Task to carry out:
Count every line of the listing where the string "nghìn" occurs, and reply with the count alone.

-- start Data for processing --

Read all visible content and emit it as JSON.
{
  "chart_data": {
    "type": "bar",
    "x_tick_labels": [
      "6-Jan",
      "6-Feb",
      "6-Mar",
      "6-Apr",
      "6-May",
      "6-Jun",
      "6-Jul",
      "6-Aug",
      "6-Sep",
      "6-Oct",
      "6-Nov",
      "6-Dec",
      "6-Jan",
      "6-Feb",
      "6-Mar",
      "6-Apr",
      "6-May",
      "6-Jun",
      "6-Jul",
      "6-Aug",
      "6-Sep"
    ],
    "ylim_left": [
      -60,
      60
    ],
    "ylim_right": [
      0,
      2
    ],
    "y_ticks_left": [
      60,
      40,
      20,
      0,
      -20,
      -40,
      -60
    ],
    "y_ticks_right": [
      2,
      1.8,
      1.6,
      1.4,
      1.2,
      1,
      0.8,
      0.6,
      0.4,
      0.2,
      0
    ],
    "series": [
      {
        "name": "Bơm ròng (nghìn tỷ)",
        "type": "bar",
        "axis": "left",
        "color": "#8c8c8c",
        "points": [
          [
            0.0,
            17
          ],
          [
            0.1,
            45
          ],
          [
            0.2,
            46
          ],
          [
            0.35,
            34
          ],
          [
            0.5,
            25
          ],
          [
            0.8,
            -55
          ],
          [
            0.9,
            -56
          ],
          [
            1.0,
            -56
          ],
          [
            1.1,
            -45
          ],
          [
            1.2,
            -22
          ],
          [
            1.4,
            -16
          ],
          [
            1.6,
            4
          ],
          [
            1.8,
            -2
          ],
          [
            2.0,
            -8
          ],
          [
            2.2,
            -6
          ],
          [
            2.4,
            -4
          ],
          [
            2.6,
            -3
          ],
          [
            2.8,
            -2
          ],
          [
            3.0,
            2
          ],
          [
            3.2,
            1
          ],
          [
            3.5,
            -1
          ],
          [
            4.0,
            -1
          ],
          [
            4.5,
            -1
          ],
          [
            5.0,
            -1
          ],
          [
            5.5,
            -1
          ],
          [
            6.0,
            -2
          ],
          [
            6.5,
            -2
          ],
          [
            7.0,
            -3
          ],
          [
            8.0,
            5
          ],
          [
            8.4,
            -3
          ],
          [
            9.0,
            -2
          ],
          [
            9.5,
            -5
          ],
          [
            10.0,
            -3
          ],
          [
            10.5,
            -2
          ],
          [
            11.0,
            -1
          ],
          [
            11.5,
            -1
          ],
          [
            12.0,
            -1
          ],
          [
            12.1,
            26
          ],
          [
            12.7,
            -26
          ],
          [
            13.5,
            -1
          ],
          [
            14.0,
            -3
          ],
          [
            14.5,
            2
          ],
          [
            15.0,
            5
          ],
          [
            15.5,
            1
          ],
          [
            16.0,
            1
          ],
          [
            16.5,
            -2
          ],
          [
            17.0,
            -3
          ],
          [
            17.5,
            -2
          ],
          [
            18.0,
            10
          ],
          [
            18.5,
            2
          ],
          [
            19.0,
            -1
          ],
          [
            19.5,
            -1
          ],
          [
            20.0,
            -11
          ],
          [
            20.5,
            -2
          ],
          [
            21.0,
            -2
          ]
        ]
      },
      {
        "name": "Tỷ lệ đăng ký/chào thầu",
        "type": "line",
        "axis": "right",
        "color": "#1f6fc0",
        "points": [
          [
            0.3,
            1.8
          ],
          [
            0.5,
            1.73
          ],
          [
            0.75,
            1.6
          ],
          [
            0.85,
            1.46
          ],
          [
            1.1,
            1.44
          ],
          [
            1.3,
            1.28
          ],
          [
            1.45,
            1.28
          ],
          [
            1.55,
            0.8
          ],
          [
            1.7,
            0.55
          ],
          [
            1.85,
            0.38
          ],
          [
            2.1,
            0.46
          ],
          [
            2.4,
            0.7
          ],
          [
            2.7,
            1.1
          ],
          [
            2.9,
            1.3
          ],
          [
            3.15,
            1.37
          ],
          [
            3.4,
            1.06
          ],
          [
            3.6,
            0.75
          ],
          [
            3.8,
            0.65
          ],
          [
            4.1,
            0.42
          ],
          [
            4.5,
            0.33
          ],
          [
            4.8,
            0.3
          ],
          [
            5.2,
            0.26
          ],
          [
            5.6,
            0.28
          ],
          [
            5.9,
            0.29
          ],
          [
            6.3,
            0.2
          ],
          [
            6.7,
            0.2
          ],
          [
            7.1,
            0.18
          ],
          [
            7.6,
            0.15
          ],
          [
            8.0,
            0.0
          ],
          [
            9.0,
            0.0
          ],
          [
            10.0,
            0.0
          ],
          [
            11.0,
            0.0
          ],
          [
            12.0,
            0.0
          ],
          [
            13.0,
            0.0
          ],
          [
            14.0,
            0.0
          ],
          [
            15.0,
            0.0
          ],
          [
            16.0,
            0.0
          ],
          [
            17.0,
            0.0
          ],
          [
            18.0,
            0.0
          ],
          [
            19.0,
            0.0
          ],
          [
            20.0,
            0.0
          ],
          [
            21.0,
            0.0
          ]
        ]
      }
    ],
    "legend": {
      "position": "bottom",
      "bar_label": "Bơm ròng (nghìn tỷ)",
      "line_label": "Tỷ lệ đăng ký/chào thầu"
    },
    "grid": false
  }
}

-- end Data for processing --

Response below:
2